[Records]
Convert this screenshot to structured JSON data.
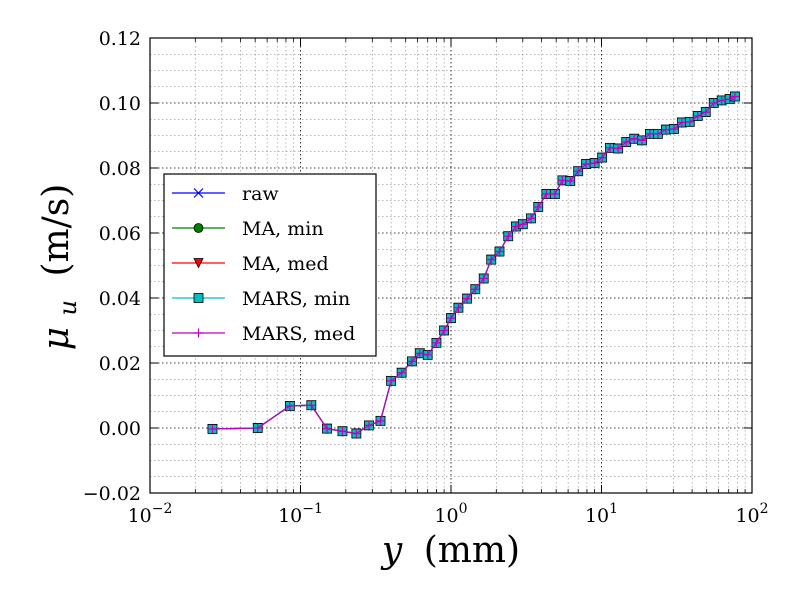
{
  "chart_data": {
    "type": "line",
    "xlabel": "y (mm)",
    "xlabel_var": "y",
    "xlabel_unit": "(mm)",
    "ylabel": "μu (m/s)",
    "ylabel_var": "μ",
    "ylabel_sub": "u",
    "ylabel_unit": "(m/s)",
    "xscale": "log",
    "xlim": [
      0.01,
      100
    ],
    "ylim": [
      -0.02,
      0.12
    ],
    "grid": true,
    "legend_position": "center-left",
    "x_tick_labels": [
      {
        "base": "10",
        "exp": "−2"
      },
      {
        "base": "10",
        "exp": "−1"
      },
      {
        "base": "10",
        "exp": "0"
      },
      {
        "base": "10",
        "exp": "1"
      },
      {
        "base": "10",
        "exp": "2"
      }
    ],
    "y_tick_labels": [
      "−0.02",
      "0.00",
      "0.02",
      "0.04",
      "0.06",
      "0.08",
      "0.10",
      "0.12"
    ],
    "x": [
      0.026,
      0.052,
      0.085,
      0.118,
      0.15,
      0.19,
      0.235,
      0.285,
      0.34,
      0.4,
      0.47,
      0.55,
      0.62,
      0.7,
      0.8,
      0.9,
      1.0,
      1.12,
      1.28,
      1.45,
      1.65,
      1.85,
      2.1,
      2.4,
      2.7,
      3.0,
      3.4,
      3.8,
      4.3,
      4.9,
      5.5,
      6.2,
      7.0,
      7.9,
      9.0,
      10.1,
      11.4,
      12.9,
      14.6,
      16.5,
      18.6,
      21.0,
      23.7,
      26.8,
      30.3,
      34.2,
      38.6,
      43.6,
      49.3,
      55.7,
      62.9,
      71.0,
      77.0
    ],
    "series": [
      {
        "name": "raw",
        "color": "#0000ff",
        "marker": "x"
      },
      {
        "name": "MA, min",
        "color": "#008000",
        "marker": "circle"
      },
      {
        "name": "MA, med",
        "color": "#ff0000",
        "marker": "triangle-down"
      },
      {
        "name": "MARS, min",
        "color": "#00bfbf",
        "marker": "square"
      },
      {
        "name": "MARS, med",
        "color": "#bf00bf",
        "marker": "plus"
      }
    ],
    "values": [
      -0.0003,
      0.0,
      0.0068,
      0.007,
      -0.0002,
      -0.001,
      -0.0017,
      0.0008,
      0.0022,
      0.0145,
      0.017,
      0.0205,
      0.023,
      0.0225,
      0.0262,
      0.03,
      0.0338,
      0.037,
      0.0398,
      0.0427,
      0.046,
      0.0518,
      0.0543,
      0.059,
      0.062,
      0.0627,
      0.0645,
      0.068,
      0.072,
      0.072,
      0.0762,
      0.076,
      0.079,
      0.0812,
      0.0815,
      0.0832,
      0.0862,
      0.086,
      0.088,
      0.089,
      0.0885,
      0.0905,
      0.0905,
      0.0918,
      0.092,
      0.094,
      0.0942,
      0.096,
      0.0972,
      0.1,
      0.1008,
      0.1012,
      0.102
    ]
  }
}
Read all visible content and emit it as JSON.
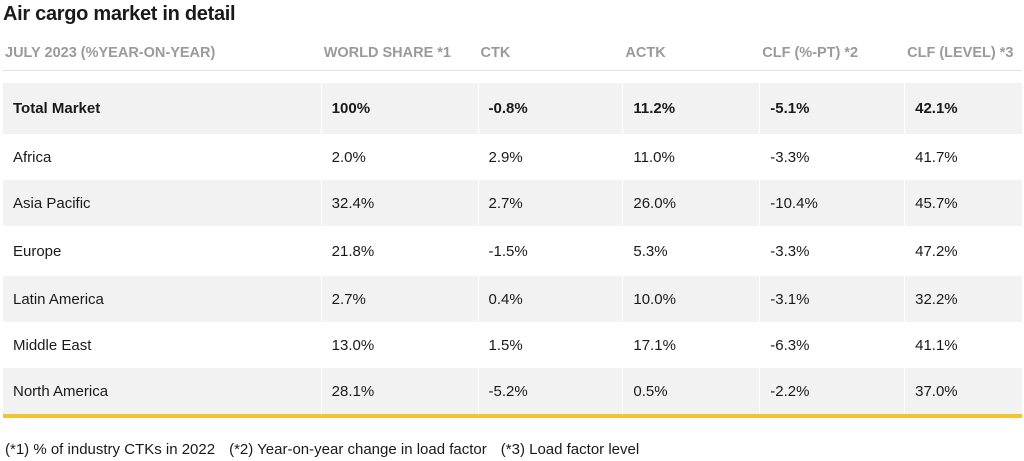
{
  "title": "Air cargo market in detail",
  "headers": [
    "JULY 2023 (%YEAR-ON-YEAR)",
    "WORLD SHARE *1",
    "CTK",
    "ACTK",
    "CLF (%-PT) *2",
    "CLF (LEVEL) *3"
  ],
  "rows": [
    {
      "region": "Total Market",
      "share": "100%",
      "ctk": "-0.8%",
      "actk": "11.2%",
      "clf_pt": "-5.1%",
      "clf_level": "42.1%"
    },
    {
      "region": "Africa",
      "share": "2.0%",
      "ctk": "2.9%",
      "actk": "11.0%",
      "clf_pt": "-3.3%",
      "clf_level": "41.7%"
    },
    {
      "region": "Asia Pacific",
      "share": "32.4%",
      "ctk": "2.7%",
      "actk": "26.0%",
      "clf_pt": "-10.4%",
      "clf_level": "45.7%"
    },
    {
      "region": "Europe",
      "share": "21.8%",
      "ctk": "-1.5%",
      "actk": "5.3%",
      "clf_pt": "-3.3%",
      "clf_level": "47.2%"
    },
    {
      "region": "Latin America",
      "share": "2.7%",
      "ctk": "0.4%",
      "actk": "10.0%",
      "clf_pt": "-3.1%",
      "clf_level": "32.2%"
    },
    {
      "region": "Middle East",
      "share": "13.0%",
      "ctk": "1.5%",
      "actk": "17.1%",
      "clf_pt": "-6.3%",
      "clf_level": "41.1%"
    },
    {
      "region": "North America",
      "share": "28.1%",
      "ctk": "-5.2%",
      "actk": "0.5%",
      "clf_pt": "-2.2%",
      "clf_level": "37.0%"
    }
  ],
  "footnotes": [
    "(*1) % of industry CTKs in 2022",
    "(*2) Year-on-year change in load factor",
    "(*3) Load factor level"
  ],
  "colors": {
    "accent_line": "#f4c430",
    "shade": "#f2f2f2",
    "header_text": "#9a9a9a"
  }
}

▸ Exercise directions
Retype the whole listing exactly and leave the pictures out.

▸ Output below
Convert this screenshot to structured JSON data.
{
  "chart_data": {
    "type": "line",
    "xlabel": "y (mm)",
    "xlabel_var": "y",
    "xlabel_unit": "(mm)",
    "ylabel": "μu (m/s)",
    "ylabel_var": "μ",
    "ylabel_sub": "u",
    "ylabel_unit": "(m/s)",
    "xscale": "log",
    "xlim": [
      0.01,
      100
    ],
    "ylim": [
      -0.02,
      0.12
    ],
    "grid": true,
    "legend_position": "center-left",
    "x_tick_labels": [
      {
        "base": "10",
        "exp": "−2"
      },
      {
        "base": "10",
        "exp": "−1"
      },
      {
        "base": "10",
        "exp": "0"
      },
      {
        "base": "10",
        "exp": "1"
      },
      {
        "base": "10",
        "exp": "2"
      }
    ],
    "y_tick_labels": [
      "−0.02",
      "0.00",
      "0.02",
      "0.04",
      "0.06",
      "0.08",
      "0.10",
      "0.12"
    ],
    "x": [
      0.026,
      0.052,
      0.085,
      0.118,
      0.15,
      0.19,
      0.235,
      0.285,
      0.34,
      0.4,
      0.47,
      0.55,
      0.62,
      0.7,
      0.8,
      0.9,
      1.0,
      1.12,
      1.28,
      1.45,
      1.65,
      1.85,
      2.1,
      2.4,
      2.7,
      3.0,
      3.4,
      3.8,
      4.3,
      4.9,
      5.5,
      6.2,
      7.0,
      7.9,
      9.0,
      10.1,
      11.4,
      12.9,
      14.6,
      16.5,
      18.6,
      21.0,
      23.7,
      26.8,
      30.3,
      34.2,
      38.6,
      43.6,
      49.3,
      55.7,
      62.9,
      71.0,
      77.0
    ],
    "series": [
      {
        "name": "raw",
        "color": "#0000ff",
        "marker": "x"
      },
      {
        "name": "MA, min",
        "color": "#008000",
        "marker": "circle"
      },
      {
        "name": "MA, med",
        "color": "#ff0000",
        "marker": "triangle-down"
      },
      {
        "name": "MARS, min",
        "color": "#00bfbf",
        "marker": "square"
      },
      {
        "name": "MARS, med",
        "color": "#bf00bf",
        "marker": "plus"
      }
    ],
    "values": [
      -0.0003,
      0.0,
      0.0068,
      0.007,
      -0.0002,
      -0.001,
      -0.0017,
      0.0008,
      0.0022,
      0.0145,
      0.017,
      0.0205,
      0.023,
      0.0225,
      0.0262,
      0.03,
      0.0338,
      0.037,
      0.0398,
      0.0427,
      0.046,
      0.0518,
      0.0543,
      0.059,
      0.062,
      0.0627,
      0.0645,
      0.068,
      0.072,
      0.072,
      0.0762,
      0.076,
      0.079,
      0.0812,
      0.0815,
      0.0832,
      0.0862,
      0.086,
      0.088,
      0.089,
      0.0885,
      0.0905,
      0.0905,
      0.0918,
      0.092,
      0.094,
      0.0942,
      0.096,
      0.0972,
      0.1,
      0.1008,
      0.1012,
      0.102
    ]
  }
}
Read all visible content and emit it as JSON.
{
  "title": "Air cargo market in detail",
  "headers": [
    "JULY 2023 (%YEAR-ON-YEAR)",
    "WORLD SHARE *1",
    "CTK",
    "ACTK",
    "CLF (%-PT) *2",
    "CLF (LEVEL) *3"
  ],
  "rows": [
    {
      "region": "Total Market",
      "share": "100%",
      "ctk": "-0.8%",
      "actk": "11.2%",
      "clf_pt": "-5.1%",
      "clf_level": "42.1%"
    },
    {
      "region": "Africa",
      "share": "2.0%",
      "ctk": "2.9%",
      "actk": "11.0%",
      "clf_pt": "-3.3%",
      "clf_level": "41.7%"
    },
    {
      "region": "Asia Pacific",
      "share": "32.4%",
      "ctk": "2.7%",
      "actk": "26.0%",
      "clf_pt": "-10.4%",
      "clf_level": "45.7%"
    },
    {
      "region": "Europe",
      "share": "21.8%",
      "ctk": "-1.5%",
      "actk": "5.3%",
      "clf_pt": "-3.3%",
      "clf_level": "47.2%"
    },
    {
      "region": "Latin America",
      "share": "2.7%",
      "ctk": "0.4%",
      "actk": "10.0%",
      "clf_pt": "-3.1%",
      "clf_level": "32.2%"
    },
    {
      "region": "Middle East",
      "share": "13.0%",
      "ctk": "1.5%",
      "actk": "17.1%",
      "clf_pt": "-6.3%",
      "clf_level": "41.1%"
    },
    {
      "region": "North America",
      "share": "28.1%",
      "ctk": "-5.2%",
      "actk": "0.5%",
      "clf_pt": "-2.2%",
      "clf_level": "37.0%"
    }
  ],
  "footnotes": [
    "(*1) % of industry CTKs in 2022",
    "(*2) Year-on-year change in load factor",
    "(*3) Load factor level"
  ],
  "colors": {
    "accent_line": "#f4c430",
    "shade": "#f2f2f2",
    "header_text": "#9a9a9a"
  }
}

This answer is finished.